# START OF DATA FOR THE TASK

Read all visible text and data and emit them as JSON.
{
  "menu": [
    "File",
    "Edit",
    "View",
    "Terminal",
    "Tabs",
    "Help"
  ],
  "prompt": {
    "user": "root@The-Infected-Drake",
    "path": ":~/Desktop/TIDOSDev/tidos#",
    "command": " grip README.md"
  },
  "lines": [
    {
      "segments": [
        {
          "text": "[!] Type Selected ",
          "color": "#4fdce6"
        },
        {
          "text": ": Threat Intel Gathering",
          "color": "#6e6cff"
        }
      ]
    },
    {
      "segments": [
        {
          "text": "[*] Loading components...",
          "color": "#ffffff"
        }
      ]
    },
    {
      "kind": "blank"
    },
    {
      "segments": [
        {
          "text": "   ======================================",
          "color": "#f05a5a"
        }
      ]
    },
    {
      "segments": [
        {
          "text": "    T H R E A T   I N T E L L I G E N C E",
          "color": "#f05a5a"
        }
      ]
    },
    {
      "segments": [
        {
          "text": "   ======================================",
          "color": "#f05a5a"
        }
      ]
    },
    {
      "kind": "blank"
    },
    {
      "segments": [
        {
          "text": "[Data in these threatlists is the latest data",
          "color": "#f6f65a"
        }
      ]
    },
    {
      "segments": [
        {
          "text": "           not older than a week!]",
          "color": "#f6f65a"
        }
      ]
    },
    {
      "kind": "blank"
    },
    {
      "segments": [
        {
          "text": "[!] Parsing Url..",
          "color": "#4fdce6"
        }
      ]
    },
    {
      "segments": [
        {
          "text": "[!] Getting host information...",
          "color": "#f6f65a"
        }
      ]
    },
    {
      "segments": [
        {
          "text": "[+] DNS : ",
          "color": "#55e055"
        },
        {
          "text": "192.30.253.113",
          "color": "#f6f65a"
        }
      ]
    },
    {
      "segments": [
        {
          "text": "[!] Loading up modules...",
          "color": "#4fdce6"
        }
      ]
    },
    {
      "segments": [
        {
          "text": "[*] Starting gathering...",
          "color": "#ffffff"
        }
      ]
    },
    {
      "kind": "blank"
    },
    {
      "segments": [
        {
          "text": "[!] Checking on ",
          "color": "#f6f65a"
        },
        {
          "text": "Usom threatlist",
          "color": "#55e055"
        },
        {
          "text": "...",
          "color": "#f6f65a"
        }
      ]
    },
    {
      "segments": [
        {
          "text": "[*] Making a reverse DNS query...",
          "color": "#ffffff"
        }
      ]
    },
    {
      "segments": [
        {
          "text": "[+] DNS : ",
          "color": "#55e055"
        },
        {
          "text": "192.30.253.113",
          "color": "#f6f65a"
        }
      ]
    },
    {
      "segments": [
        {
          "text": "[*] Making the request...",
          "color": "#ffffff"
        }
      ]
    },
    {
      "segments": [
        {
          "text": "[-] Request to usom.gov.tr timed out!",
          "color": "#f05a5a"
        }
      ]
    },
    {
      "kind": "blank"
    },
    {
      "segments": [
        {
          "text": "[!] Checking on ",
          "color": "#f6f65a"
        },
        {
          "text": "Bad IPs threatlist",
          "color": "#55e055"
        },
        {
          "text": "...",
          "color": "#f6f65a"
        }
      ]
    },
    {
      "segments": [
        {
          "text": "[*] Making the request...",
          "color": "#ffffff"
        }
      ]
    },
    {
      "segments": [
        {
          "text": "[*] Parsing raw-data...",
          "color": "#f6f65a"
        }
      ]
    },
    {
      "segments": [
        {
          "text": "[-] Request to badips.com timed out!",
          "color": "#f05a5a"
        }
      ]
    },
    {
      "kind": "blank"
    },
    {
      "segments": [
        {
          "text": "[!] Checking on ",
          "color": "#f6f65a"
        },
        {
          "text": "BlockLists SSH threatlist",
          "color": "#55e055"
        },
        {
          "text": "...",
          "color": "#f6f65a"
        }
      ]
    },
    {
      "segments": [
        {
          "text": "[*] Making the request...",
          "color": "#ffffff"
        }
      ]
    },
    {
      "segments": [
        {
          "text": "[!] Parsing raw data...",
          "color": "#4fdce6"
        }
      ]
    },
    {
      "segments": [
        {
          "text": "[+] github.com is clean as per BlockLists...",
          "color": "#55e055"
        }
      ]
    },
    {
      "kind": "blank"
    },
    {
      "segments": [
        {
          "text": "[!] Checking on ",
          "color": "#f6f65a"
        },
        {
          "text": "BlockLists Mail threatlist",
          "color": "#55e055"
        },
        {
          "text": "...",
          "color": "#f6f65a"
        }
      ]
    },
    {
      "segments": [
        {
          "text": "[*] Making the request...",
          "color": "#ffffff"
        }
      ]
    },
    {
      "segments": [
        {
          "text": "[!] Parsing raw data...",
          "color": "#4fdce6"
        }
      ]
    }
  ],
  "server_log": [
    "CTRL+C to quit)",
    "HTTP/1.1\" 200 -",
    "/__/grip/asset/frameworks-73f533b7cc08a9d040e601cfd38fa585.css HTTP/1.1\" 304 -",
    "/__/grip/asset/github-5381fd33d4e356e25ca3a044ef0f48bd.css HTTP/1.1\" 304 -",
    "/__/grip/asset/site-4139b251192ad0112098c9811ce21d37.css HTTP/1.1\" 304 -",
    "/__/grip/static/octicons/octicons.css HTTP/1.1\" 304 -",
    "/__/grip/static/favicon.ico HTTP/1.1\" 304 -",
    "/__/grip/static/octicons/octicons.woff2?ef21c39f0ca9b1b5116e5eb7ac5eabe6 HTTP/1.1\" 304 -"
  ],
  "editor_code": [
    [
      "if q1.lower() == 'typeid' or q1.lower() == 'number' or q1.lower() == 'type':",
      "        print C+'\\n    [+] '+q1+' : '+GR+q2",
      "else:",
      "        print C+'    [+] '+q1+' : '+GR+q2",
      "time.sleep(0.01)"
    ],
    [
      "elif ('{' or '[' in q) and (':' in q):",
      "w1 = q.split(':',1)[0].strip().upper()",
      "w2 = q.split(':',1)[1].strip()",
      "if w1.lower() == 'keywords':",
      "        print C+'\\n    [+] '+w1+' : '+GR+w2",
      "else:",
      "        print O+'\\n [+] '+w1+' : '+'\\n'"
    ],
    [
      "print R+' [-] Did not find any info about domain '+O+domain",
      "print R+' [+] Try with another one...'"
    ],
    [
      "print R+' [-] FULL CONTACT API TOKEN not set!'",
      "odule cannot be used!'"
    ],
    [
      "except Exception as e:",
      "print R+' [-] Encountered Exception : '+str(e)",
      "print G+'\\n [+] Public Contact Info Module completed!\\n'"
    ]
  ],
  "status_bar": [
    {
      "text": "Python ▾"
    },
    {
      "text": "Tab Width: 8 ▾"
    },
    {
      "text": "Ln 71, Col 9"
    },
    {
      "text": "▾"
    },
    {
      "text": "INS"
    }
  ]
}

# END OF DATA FOR THE TASK

_GOAL_
Copy each entry exactly, with nothing added or dropped.

_SOLUTION FOR THIS EXERCISE_
Read all visible text and data and emit them as JSON.
{
  "menu": [
    "File",
    "Edit",
    "View",
    "Terminal",
    "Tabs",
    "Help"
  ],
  "prompt": {
    "user": "root@The-Infected-Drake",
    "path": ":~/Desktop/TIDOSDev/tidos#",
    "command": " grip README.md"
  },
  "lines": [
    {
      "segments": [
        {
          "text": "[!] Type Selected ",
          "color": "#4fdce6"
        },
        {
          "text": ": Threat Intel Gathering",
          "color": "#6e6cff"
        }
      ]
    },
    {
      "segments": [
        {
          "text": "[*] Loading components...",
          "color": "#ffffff"
        }
      ]
    },
    {
      "kind": "blank"
    },
    {
      "segments": [
        {
          "text": "   ======================================",
          "color": "#f05a5a"
        }
      ]
    },
    {
      "segments": [
        {
          "text": "    T H R E A T   I N T E L L I G E N C E",
          "color": "#f05a5a"
        }
      ]
    },
    {
      "segments": [
        {
          "text": "   ======================================",
          "color": "#f05a5a"
        }
      ]
    },
    {
      "kind": "blank"
    },
    {
      "segments": [
        {
          "text": "[Data in these threatlists is the latest data",
          "color": "#f6f65a"
        }
      ]
    },
    {
      "segments": [
        {
          "text": "           not older than a week!]",
          "color": "#f6f65a"
        }
      ]
    },
    {
      "kind": "blank"
    },
    {
      "segments": [
        {
          "text": "[!] Parsing Url..",
          "color": "#4fdce6"
        }
      ]
    },
    {
      "segments": [
        {
          "text": "[!] Getting host information...",
          "color": "#f6f65a"
        }
      ]
    },
    {
      "segments": [
        {
          "text": "[+] DNS : ",
          "color": "#55e055"
        },
        {
          "text": "192.30.253.113",
          "color": "#f6f65a"
        }
      ]
    },
    {
      "segments": [
        {
          "text": "[!] Loading up modules...",
          "color": "#4fdce6"
        }
      ]
    },
    {
      "segments": [
        {
          "text": "[*] Starting gathering...",
          "color": "#ffffff"
        }
      ]
    },
    {
      "kind": "blank"
    },
    {
      "segments": [
        {
          "text": "[!] Checking on ",
          "color": "#f6f65a"
        },
        {
          "text": "Usom threatlist",
          "color": "#55e055"
        },
        {
          "text": "...",
          "color": "#f6f65a"
        }
      ]
    },
    {
      "segments": [
        {
          "text": "[*] Making a reverse DNS query...",
          "color": "#ffffff"
        }
      ]
    },
    {
      "segments": [
        {
          "text": "[+] DNS : ",
          "color": "#55e055"
        },
        {
          "text": "192.30.253.113",
          "color": "#f6f65a"
        }
      ]
    },
    {
      "segments": [
        {
          "text": "[*] Making the request...",
          "color": "#ffffff"
        }
      ]
    },
    {
      "segments": [
        {
          "text": "[-] Request to usom.gov.tr timed out!",
          "color": "#f05a5a"
        }
      ]
    },
    {
      "kind": "blank"
    },
    {
      "segments": [
        {
          "text": "[!] Checking on ",
          "color": "#f6f65a"
        },
        {
          "text": "Bad IPs threatlist",
          "color": "#55e055"
        },
        {
          "text": "...",
          "color": "#f6f65a"
        }
      ]
    },
    {
      "segments": [
        {
          "text": "[*] Making the request...",
          "color": "#ffffff"
        }
      ]
    },
    {
      "segments": [
        {
          "text": "[*] Parsing raw-data...",
          "color": "#f6f65a"
        }
      ]
    },
    {
      "segments": [
        {
          "text": "[-] Request to badips.com timed out!",
          "color": "#f05a5a"
        }
      ]
    },
    {
      "kind": "blank"
    },
    {
      "segments": [
        {
          "text": "[!] Checking on ",
          "color": "#f6f65a"
        },
        {
          "text": "BlockLists SSH threatlist",
          "color": "#55e055"
        },
        {
          "text": "...",
          "color": "#f6f65a"
        }
      ]
    },
    {
      "segments": [
        {
          "text": "[*] Making the request...",
          "color": "#ffffff"
        }
      ]
    },
    {
      "segments": [
        {
          "text": "[!] Parsing raw data...",
          "color": "#4fdce6"
        }
      ]
    },
    {
      "segments": [
        {
          "text": "[+] github.com is clean as per BlockLists...",
          "color": "#55e055"
        }
      ]
    },
    {
      "kind": "blank"
    },
    {
      "segments": [
        {
          "text": "[!] Checking on ",
          "color": "#f6f65a"
        },
        {
          "text": "BlockLists Mail threatlist",
          "color": "#55e055"
        },
        {
          "text": "...",
          "color": "#f6f65a"
        }
      ]
    },
    {
      "segments": [
        {
          "text": "[*] Making the request...",
          "color": "#ffffff"
        }
      ]
    },
    {
      "segments": [
        {
          "text": "[!] Parsing raw data...",
          "color": "#4fdce6"
        }
      ]
    }
  ],
  "server_log": [
    "CTRL+C to quit)",
    "HTTP/1.1\" 200 -",
    "/__/grip/asset/frameworks-73f533b7cc08a9d040e601cfd38fa585.css HTTP/1.1\" 304 -",
    "/__/grip/asset/github-5381fd33d4e356e25ca3a044ef0f48bd.css HTTP/1.1\" 304 -",
    "/__/grip/asset/site-4139b251192ad0112098c9811ce21d37.css HTTP/1.1\" 304 -",
    "/__/grip/static/octicons/octicons.css HTTP/1.1\" 304 -",
    "/__/grip/static/favicon.ico HTTP/1.1\" 304 -",
    "/__/grip/static/octicons/octicons.woff2?ef21c39f0ca9b1b5116e5eb7ac5eabe6 HTTP/1.1\" 304 -"
  ],
  "editor_code": [
    [
      "if q1.lower() == 'typeid' or q1.lower() == 'number' or q1.lower() == 'type':",
      "        print C+'\\n    [+] '+q1+' : '+GR+q2",
      "else:",
      "        print C+'    [+] '+q1+' : '+GR+q2",
      "time.sleep(0.01)"
    ],
    [
      "elif ('{' or '[' in q) and (':' in q):",
      "w1 = q.split(':',1)[0].strip().upper()",
      "w2 = q.split(':',1)[1].strip()",
      "if w1.lower() == 'keywords':",
      "        print C+'\\n    [+] '+w1+' : '+GR+w2",
      "else:",
      "        print O+'\\n [+] '+w1+' : '+'\\n'"
    ],
    [
      "print R+' [-] Did not find any info about domain '+O+domain",
      "print R+' [+] Try with another one...'"
    ],
    [
      "print R+' [-] FULL CONTACT API TOKEN not set!'",
      "odule cannot be used!'"
    ],
    [
      "except Exception as e:",
      "print R+' [-] Encountered Exception : '+str(e)",
      "print G+'\\n [+] Public Contact Info Module completed!\\n'"
    ]
  ],
  "status_bar": [
    {
      "text": "Python ▾"
    },
    {
      "text": "Tab Width: 8 ▾"
    },
    {
      "text": "Ln 71, Col 9"
    },
    {
      "text": "▾"
    },
    {
      "text": "INS"
    }
  ]
}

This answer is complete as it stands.